--- INSTRUCTIONS FOR THE TASK ---
Copy the data below with every occurrence of "attendee-description" replaced by "attendee-note", leaving all other text unchanged.
--- Begin ---
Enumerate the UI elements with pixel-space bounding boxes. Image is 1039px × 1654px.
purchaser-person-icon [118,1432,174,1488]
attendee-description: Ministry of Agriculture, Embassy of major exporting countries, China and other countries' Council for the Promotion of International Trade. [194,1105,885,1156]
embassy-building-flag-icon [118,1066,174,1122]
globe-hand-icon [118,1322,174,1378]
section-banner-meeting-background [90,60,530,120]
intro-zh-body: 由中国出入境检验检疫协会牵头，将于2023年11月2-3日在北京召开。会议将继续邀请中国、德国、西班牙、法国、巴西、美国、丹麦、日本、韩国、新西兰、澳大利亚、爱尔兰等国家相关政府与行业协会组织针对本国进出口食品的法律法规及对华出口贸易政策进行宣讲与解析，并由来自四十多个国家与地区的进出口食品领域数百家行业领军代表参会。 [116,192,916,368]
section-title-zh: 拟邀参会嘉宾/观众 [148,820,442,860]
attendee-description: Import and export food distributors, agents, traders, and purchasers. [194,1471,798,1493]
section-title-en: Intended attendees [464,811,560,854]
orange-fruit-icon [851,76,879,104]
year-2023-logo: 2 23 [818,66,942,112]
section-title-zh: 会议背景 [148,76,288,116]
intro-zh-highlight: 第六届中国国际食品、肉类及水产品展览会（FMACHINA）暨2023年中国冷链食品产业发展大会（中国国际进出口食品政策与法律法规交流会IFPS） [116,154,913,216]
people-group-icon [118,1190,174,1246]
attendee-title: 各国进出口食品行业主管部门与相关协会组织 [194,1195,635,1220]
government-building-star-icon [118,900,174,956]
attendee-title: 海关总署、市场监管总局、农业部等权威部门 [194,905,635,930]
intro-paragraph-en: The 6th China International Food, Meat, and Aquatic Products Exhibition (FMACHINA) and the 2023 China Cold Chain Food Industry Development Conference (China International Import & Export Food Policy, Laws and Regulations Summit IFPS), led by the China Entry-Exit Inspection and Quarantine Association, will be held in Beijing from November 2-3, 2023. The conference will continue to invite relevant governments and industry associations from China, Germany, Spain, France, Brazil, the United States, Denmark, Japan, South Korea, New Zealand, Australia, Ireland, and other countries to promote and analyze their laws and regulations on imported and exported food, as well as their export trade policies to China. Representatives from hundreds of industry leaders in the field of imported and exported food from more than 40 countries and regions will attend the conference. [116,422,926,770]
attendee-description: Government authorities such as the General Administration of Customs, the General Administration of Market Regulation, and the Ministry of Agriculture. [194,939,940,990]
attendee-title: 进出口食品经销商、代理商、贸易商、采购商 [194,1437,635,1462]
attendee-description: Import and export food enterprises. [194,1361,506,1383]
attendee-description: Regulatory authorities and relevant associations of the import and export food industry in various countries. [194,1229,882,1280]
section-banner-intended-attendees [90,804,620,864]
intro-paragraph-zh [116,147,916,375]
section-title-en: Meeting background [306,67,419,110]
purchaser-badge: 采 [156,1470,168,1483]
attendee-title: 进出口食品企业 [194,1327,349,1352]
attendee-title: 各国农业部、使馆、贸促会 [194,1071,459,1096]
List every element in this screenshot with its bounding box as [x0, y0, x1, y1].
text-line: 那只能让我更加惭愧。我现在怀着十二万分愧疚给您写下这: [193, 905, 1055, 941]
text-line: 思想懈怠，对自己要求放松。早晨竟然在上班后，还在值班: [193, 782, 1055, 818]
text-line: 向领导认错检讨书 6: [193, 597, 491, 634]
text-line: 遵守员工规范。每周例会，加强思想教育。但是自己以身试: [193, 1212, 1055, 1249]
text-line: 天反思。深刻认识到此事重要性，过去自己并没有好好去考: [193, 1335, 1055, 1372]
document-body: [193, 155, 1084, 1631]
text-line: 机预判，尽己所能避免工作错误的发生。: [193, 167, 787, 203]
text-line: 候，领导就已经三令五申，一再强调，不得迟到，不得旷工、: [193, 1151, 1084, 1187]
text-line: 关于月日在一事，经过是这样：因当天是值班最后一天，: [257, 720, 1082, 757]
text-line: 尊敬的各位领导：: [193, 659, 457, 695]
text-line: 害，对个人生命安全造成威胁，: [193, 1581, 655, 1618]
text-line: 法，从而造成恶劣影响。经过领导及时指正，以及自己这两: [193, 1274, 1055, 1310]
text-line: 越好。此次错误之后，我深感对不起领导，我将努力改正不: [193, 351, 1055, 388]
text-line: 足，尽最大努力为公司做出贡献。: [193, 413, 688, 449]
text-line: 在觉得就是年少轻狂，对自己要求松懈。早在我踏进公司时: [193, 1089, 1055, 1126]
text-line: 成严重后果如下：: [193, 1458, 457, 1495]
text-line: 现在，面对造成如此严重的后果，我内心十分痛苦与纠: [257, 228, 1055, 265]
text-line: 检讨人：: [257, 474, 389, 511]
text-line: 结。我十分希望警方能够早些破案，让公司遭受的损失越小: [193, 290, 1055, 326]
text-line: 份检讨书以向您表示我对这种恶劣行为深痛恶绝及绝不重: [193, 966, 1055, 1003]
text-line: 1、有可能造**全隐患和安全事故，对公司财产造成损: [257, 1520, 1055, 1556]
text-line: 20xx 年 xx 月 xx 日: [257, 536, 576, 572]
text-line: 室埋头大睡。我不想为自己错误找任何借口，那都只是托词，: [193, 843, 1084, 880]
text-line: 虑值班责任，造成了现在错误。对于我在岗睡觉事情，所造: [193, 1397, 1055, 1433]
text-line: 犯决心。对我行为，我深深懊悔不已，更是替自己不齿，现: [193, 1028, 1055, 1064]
--- End ---
--- ANSWER TO THIS EXERCISE ---
Enumerate the UI elements with pixel-space bounding boxes. Image is 1039px × 1654px.
purchaser-person-icon [118,1432,174,1488]
attendee-note: Ministry of Agriculture, Embassy of major exporting countries, China and other countries' Council for the Promotion of International Trade. [194,1105,885,1156]
embassy-building-flag-icon [118,1066,174,1122]
globe-hand-icon [118,1322,174,1378]
section-banner-meeting-background [90,60,530,120]
intro-zh-body: 由中国出入境检验检疫协会牵头，将于2023年11月2-3日在北京召开。会议将继续邀请中国、德国、西班牙、法国、巴西、美国、丹麦、日本、韩国、新西兰、澳大利亚、爱尔兰等国家相关政府与行业协会组织针对本国进出口食品的法律法规及对华出口贸易政策进行宣讲与解析，并由来自四十多个国家与地区的进出口食品领域数百家行业领军代表参会。 [116,192,916,368]
section-title-zh: 拟邀参会嘉宾/观众 [148,820,442,860]
attendee-note: Import and export food distributors, agents, traders, and purchasers. [194,1471,798,1493]
section-title-en: Intended attendees [464,811,560,854]
orange-fruit-icon [851,76,879,104]
year-2023-logo: 2 23 [818,66,942,112]
section-title-zh: 会议背景 [148,76,288,116]
intro-zh-highlight: 第六届中国国际食品、肉类及水产品展览会（FMACHINA）暨2023年中国冷链食品产业发展大会（中国国际进出口食品政策与法律法规交流会IFPS） [116,154,913,216]
people-group-icon [118,1190,174,1246]
attendee-title: 各国进出口食品行业主管部门与相关协会组织 [194,1195,635,1220]
government-building-star-icon [118,900,174,956]
attendee-title: 海关总署、市场监管总局、农业部等权威部门 [194,905,635,930]
intro-paragraph-en: The 6th China International Food, Meat, and Aquatic Products Exhibition (FMACHINA) and the 2023 China Cold Chain Food Industry Development Conference (China International Import & Export Food Policy, Laws and Regulations Summit IFPS), led by the China Entry-Exit Inspection and Quarantine Association, will be held in Beijing from November 2-3, 2023. The conference will continue to invite relevant governments and industry associations from China, Germany, Spain, France, Brazil, the United States, Denmark, Japan, South Korea, New Zealand, Australia, Ireland, and other countries to promote and analyze their laws and regulations on imported and exported food, as well as their export trade policies to China. Representatives from hundreds of industry leaders in the field of imported and exported food from more than 40 countries and regions will attend the conference. [116,422,926,770]
attendee-note: Government authorities such as the General Administration of Customs, the General Administration of Market Regulation, and the Ministry of Agriculture. [194,939,940,990]
attendee-title: 进出口食品经销商、代理商、贸易商、采购商 [194,1437,635,1462]
attendee-note: Import and export food enterprises. [194,1361,506,1383]
attendee-note: Regulatory authorities and relevant associations of the import and export food industry in various countries. [194,1229,882,1280]
section-banner-intended-attendees [90,804,620,864]
intro-paragraph-zh [116,147,916,375]
section-title-en: Meeting background [306,67,419,110]
purchaser-badge: 采 [156,1470,168,1483]
attendee-title: 进出口食品企业 [194,1327,349,1352]
attendee-title: 各国农业部、使馆、贸促会 [194,1071,459,1096]
List every element in this screenshot with its bounding box as [x0, y0, x1, y1].
text-line: 那只能让我更加惭愧。我现在怀着十二万分愧疚给您写下这: [193, 905, 1055, 941]
text-line: 思想懈怠，对自己要求放松。早晨竟然在上班后，还在值班: [193, 782, 1055, 818]
text-line: 向领导认错检讨书 6: [193, 597, 491, 634]
text-line: 遵守员工规范。每周例会，加强思想教育。但是自己以身试: [193, 1212, 1055, 1249]
text-line: 天反思。深刻认识到此事重要性，过去自己并没有好好去考: [193, 1335, 1055, 1372]
document-body: [193, 155, 1084, 1631]
text-line: 机预判，尽己所能避免工作错误的发生。: [193, 167, 787, 203]
text-line: 候，领导就已经三令五申，一再强调，不得迟到，不得旷工、: [193, 1151, 1084, 1187]
text-line: 关于月日在一事，经过是这样：因当天是值班最后一天，: [257, 720, 1082, 757]
text-line: 尊敬的各位领导：: [193, 659, 457, 695]
text-line: 害，对个人生命安全造成威胁，: [193, 1581, 655, 1618]
text-line: 法，从而造成恶劣影响。经过领导及时指正，以及自己这两: [193, 1274, 1055, 1310]
text-line: 越好。此次错误之后，我深感对不起领导，我将努力改正不: [193, 351, 1055, 388]
text-line: 足，尽最大努力为公司做出贡献。: [193, 413, 688, 449]
text-line: 在觉得就是年少轻狂，对自己要求松懈。早在我踏进公司时: [193, 1089, 1055, 1126]
text-line: 成严重后果如下：: [193, 1458, 457, 1495]
text-line: 现在，面对造成如此严重的后果，我内心十分痛苦与纠: [257, 228, 1055, 265]
text-line: 检讨人：: [257, 474, 389, 511]
text-line: 结。我十分希望警方能够早些破案，让公司遭受的损失越小: [193, 290, 1055, 326]
text-line: 份检讨书以向您表示我对这种恶劣行为深痛恶绝及绝不重: [193, 966, 1055, 1003]
text-line: 1、有可能造**全隐患和安全事故，对公司财产造成损: [257, 1520, 1055, 1556]
text-line: 20xx 年 xx 月 xx 日: [257, 536, 576, 572]
text-line: 室埋头大睡。我不想为自己错误找任何借口，那都只是托词，: [193, 843, 1084, 880]
text-line: 虑值班责任，造成了现在错误。对于我在岗睡觉事情，所造: [193, 1397, 1055, 1433]
text-line: 犯决心。对我行为，我深深懊悔不已，更是替自己不齿，现: [193, 1028, 1055, 1064]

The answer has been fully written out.